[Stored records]
[Begin]

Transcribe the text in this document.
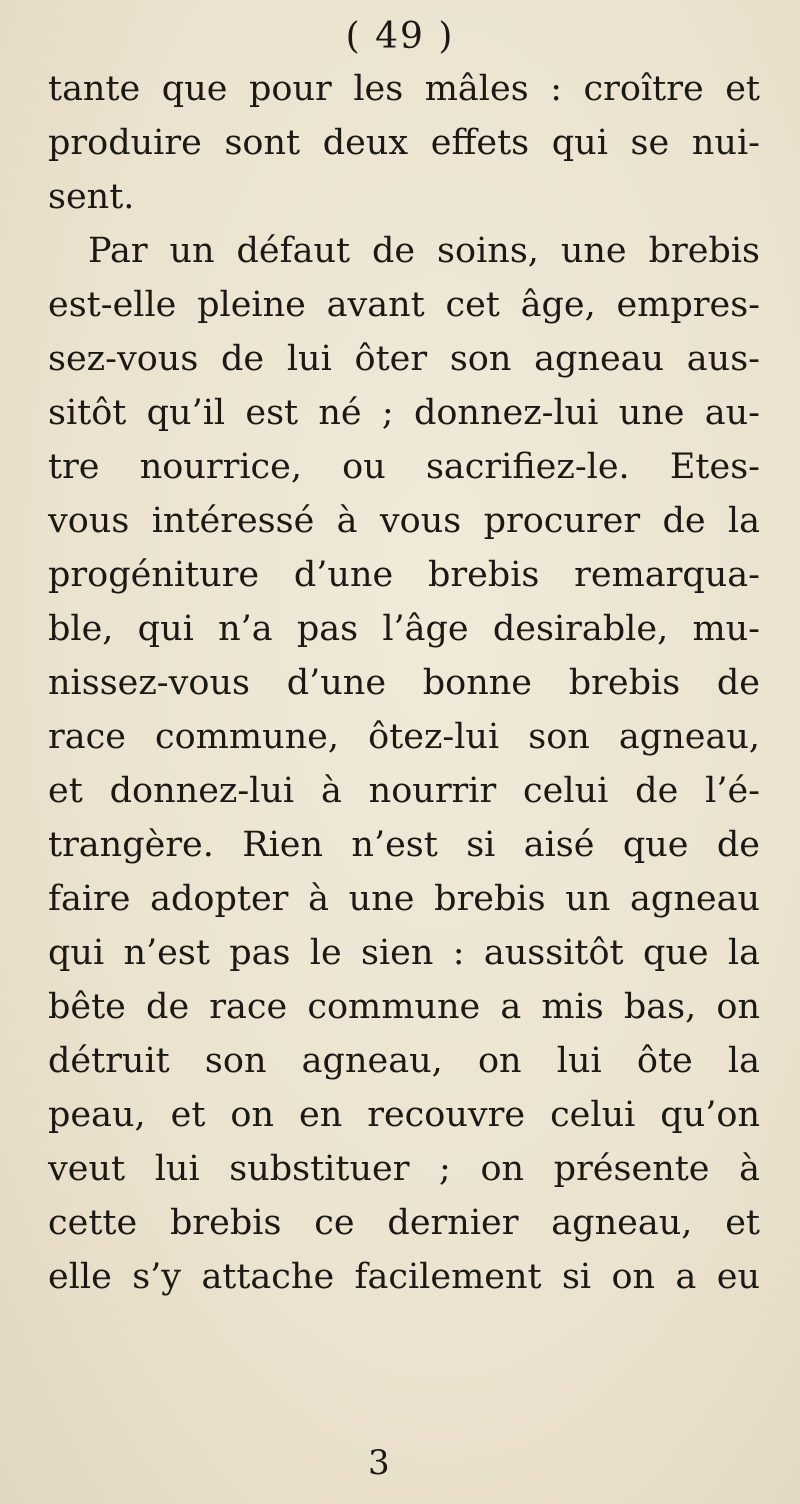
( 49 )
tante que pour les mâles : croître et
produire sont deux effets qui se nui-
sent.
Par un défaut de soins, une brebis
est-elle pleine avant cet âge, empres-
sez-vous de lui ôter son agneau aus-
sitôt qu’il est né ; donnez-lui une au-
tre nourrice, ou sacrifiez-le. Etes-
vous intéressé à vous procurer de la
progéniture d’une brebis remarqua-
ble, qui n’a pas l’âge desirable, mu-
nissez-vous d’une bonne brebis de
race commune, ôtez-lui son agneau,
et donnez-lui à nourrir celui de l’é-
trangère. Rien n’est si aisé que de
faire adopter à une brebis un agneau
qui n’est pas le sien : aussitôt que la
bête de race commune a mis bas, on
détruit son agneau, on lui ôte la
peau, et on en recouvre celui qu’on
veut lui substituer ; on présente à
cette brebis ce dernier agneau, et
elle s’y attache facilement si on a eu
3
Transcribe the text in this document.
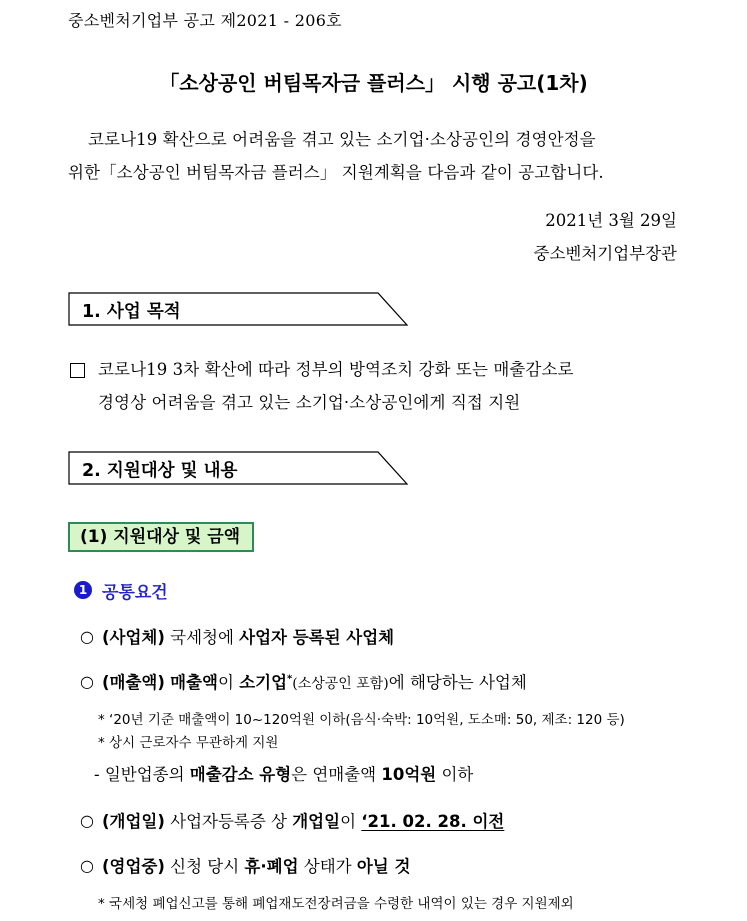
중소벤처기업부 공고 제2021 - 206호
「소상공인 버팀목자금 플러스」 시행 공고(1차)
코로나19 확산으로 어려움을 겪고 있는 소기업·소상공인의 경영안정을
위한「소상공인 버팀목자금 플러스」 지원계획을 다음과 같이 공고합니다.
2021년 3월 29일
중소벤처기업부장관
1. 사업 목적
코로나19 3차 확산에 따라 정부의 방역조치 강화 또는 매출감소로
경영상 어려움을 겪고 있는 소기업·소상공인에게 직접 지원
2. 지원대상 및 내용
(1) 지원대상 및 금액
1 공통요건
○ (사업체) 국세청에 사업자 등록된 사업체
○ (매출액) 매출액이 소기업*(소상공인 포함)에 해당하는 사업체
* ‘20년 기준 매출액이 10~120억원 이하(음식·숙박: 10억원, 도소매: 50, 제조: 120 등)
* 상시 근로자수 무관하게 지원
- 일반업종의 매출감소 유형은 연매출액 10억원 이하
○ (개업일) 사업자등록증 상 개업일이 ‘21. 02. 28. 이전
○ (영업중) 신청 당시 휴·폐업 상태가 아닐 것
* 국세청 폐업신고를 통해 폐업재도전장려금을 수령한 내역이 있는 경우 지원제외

[End]
[Begin]

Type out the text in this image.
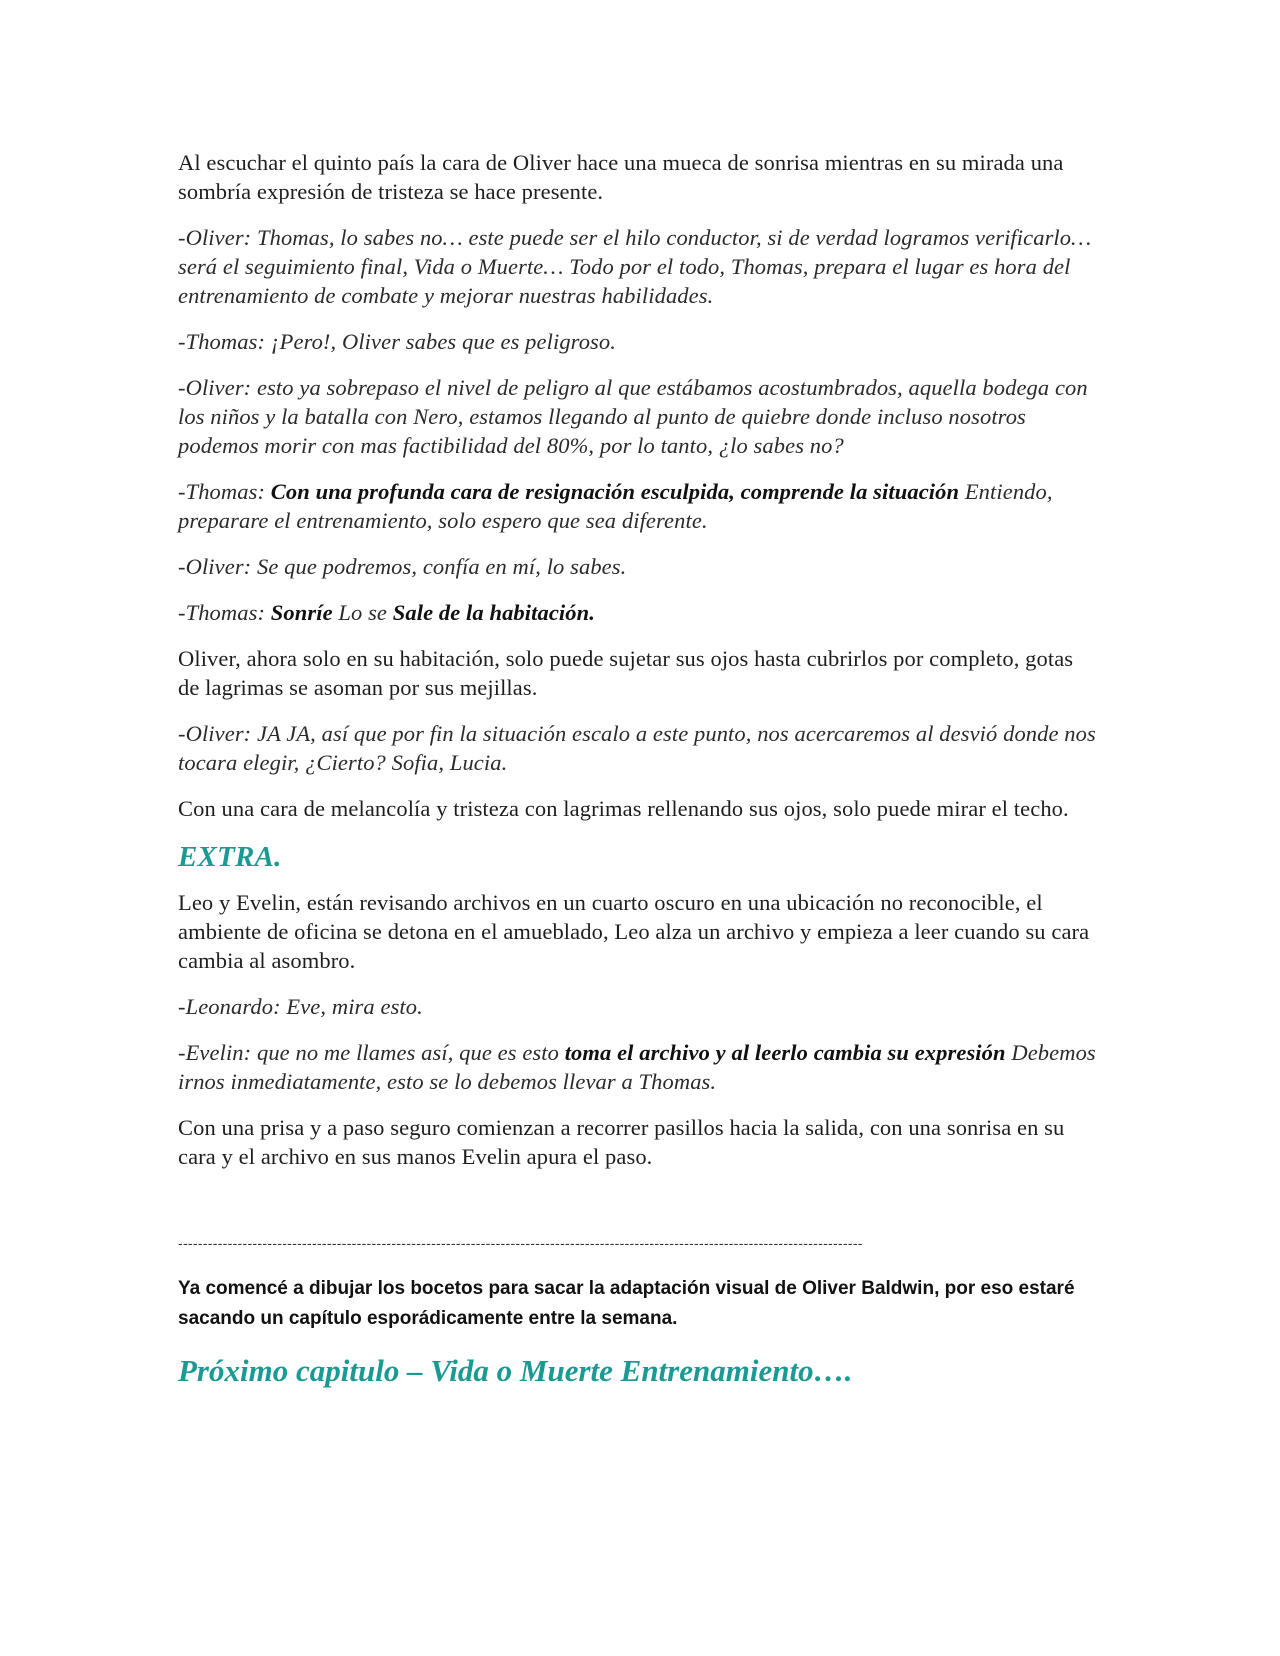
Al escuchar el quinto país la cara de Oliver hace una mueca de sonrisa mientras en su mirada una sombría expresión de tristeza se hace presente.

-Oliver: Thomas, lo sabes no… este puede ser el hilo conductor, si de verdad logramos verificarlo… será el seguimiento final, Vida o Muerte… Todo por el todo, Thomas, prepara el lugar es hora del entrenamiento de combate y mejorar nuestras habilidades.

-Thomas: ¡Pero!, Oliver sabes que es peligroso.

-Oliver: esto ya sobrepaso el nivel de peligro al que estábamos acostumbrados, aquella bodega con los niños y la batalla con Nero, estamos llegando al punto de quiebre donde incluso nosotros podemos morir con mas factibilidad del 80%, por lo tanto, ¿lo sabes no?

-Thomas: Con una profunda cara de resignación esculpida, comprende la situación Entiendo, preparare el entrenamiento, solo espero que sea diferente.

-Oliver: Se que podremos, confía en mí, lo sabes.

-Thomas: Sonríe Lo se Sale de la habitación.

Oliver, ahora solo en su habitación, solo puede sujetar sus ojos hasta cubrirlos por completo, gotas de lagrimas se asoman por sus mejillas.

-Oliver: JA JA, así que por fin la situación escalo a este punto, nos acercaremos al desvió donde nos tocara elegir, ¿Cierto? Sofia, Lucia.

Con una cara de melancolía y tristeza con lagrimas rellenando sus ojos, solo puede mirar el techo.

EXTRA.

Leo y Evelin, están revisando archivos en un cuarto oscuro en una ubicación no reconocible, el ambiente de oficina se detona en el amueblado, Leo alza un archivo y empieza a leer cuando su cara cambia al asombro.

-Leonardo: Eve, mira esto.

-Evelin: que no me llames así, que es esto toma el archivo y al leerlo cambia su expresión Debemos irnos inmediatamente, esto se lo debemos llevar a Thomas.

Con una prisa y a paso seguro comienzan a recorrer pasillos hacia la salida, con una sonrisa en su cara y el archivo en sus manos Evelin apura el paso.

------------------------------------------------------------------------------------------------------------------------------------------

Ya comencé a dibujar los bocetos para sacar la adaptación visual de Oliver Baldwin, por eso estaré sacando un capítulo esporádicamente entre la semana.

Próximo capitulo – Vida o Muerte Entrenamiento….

[End]
[Begin]

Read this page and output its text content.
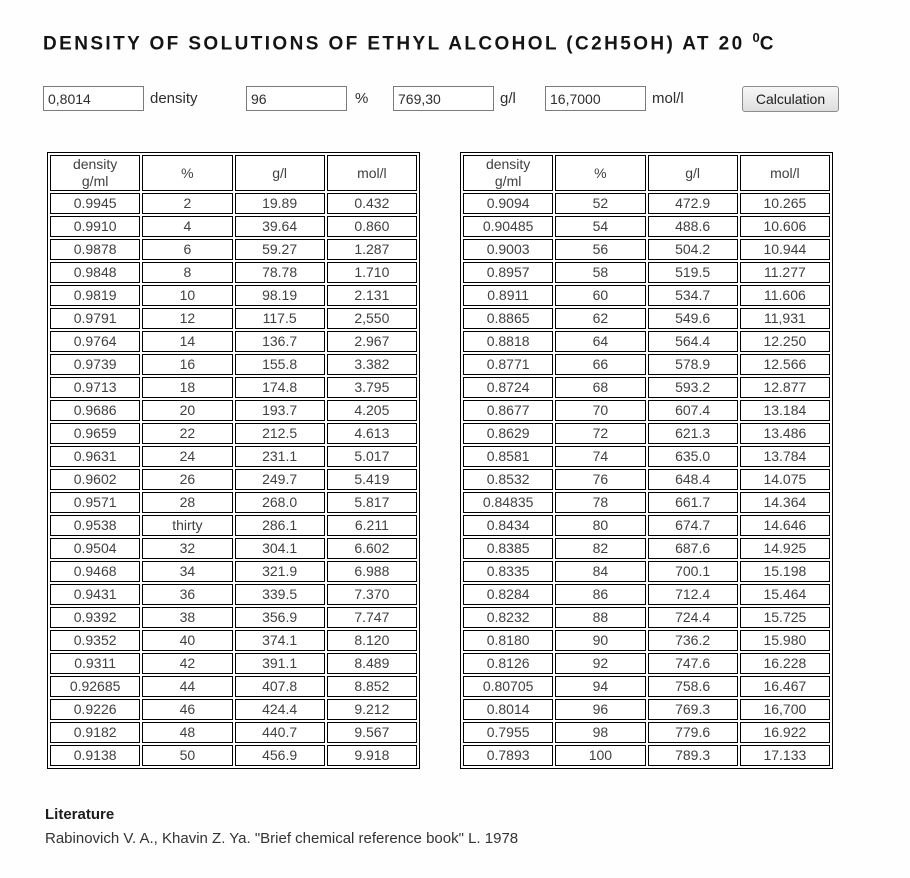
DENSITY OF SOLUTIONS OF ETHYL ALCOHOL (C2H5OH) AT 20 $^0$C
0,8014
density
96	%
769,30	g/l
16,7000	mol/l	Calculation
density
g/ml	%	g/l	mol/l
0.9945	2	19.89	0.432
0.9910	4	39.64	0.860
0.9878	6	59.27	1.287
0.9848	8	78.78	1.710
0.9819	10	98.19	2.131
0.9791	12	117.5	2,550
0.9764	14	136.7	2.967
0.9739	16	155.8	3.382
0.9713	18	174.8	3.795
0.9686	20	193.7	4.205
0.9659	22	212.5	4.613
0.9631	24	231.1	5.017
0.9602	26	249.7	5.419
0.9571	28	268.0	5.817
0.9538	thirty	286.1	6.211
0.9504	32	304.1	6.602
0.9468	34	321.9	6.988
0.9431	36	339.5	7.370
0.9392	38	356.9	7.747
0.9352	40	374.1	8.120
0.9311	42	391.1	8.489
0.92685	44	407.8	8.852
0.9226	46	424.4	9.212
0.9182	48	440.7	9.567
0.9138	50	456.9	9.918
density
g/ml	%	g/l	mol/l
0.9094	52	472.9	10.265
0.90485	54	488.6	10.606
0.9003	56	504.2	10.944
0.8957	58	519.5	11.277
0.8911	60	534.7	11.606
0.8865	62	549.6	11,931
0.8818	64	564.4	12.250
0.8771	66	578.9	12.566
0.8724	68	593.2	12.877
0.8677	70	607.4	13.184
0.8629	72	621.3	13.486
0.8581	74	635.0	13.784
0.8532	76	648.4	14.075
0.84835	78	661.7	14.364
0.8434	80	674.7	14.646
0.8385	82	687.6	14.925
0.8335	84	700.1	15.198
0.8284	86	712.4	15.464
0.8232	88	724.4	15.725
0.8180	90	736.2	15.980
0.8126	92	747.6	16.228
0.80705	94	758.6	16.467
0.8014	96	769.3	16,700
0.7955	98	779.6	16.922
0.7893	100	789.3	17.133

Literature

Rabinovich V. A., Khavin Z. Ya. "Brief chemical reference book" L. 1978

[End]

**BRIEF:** Write out every line of the data that holds the word "tristeza".

**COMPLETE ANSWER:**
Al escuchar el quinto país la cara de Oliver hace una mueca de sonrisa mientras en su mirada una sombría expresión de tristeza se hace presente.
Con una cara de melancolía y tristeza con lagrimas rellenando sus ojos, solo puede mirar el techo.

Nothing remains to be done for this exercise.